--- Task prompt ---
Show all lines holding the string "Anomalias".

::: Input for this task :::

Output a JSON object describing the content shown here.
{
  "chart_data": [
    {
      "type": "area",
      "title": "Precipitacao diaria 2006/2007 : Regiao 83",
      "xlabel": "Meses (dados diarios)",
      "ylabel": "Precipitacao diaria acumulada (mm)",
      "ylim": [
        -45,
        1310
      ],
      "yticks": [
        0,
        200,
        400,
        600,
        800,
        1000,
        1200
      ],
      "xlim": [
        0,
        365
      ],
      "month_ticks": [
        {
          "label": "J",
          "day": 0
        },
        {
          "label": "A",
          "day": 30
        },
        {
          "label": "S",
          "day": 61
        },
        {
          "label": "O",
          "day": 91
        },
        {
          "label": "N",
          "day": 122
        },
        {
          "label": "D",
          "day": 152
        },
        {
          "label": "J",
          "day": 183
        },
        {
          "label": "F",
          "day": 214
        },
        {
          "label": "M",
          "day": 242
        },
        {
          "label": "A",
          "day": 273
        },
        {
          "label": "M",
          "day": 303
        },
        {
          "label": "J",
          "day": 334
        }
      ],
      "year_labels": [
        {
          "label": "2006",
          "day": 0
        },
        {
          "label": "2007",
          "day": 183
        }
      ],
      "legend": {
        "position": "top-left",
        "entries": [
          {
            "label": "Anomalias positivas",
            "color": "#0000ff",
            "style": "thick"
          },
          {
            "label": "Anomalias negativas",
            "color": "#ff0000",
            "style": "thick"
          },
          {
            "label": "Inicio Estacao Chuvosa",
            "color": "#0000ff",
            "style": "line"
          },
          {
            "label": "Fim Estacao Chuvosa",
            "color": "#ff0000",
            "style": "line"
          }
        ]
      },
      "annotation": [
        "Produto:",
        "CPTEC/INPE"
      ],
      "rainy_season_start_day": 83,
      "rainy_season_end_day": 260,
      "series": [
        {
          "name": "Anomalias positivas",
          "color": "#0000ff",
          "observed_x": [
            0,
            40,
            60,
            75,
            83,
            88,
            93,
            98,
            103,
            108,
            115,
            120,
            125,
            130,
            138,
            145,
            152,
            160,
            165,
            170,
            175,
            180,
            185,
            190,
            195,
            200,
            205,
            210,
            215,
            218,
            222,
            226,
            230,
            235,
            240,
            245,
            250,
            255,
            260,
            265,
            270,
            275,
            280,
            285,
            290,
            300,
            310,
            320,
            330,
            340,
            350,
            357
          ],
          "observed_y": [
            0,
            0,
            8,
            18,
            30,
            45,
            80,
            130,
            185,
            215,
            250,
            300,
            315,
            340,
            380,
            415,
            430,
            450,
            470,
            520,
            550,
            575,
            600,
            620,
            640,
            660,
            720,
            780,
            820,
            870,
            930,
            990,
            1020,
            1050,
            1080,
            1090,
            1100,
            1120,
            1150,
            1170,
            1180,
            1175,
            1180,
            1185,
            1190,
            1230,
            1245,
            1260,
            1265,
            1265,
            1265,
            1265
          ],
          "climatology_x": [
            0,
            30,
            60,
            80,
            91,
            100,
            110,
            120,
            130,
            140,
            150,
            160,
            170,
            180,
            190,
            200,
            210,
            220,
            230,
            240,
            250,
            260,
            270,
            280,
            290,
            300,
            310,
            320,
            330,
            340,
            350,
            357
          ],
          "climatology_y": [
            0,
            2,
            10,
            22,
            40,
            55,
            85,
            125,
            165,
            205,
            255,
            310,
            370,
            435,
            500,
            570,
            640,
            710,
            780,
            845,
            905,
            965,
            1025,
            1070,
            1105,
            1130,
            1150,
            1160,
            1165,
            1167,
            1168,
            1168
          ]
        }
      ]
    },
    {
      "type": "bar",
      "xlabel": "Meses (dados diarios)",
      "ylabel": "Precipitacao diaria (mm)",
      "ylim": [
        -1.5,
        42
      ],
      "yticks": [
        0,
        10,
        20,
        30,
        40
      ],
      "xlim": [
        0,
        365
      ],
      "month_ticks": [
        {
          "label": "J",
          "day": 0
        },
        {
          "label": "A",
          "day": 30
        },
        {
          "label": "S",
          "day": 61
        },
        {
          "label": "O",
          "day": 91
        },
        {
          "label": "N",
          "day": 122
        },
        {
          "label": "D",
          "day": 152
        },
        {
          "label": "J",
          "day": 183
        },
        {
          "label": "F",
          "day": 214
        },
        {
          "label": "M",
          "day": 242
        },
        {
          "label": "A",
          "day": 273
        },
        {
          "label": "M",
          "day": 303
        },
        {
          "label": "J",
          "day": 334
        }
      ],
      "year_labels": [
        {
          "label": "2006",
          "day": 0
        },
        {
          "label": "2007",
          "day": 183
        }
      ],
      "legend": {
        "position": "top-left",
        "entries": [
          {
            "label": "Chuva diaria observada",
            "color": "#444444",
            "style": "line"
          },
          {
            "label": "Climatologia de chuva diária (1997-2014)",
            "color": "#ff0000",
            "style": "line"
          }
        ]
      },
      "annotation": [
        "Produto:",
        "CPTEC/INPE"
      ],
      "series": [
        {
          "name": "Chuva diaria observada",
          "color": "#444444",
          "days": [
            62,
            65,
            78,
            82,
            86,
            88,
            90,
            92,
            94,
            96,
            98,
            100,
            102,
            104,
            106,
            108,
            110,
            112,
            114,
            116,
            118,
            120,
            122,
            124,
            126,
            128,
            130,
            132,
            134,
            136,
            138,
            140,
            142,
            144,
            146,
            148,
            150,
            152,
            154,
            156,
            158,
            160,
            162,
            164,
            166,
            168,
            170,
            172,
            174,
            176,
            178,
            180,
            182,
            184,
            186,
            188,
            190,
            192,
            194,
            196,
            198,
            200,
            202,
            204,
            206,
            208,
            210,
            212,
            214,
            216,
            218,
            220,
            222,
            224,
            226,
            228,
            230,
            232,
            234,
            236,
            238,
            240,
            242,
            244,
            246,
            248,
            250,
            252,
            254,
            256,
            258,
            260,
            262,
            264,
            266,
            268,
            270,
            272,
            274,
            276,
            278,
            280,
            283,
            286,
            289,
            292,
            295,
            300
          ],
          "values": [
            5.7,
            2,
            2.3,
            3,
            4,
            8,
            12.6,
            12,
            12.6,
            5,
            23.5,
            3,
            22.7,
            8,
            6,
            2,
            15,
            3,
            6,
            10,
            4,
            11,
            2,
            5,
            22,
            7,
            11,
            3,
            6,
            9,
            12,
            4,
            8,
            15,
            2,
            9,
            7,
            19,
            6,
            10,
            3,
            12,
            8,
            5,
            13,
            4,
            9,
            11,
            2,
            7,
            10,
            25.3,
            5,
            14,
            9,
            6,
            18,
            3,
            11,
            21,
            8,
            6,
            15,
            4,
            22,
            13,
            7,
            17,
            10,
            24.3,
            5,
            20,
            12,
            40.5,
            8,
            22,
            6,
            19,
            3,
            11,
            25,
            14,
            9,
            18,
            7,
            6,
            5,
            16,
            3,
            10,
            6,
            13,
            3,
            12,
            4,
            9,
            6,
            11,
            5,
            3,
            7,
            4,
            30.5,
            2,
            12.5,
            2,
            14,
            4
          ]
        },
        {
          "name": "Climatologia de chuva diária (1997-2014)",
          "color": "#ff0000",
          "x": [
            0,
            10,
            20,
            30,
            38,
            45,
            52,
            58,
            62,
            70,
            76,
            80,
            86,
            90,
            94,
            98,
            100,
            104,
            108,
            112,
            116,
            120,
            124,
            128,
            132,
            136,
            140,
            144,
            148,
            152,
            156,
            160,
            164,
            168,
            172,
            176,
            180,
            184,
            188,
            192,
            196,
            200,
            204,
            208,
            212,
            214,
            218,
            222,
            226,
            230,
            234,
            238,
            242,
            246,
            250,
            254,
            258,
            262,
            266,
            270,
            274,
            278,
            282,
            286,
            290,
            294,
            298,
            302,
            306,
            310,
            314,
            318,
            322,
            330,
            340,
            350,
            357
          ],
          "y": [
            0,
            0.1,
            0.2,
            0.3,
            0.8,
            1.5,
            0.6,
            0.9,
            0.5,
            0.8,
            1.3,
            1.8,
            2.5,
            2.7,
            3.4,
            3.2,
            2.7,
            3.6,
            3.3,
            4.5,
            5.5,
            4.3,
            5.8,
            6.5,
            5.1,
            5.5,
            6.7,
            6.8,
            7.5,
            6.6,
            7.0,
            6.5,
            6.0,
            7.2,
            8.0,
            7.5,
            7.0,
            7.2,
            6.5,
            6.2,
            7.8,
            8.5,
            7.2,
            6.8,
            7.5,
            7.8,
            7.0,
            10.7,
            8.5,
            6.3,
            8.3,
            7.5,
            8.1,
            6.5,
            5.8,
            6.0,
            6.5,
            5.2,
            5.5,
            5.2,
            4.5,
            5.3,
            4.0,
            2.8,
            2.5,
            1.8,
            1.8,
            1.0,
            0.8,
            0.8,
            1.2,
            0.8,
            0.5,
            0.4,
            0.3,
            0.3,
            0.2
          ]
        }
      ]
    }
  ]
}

:::

--- Response ---
            "label": "Anomalias positivas",
            "label": "Anomalias negativas",
          "name": "Anomalias positivas",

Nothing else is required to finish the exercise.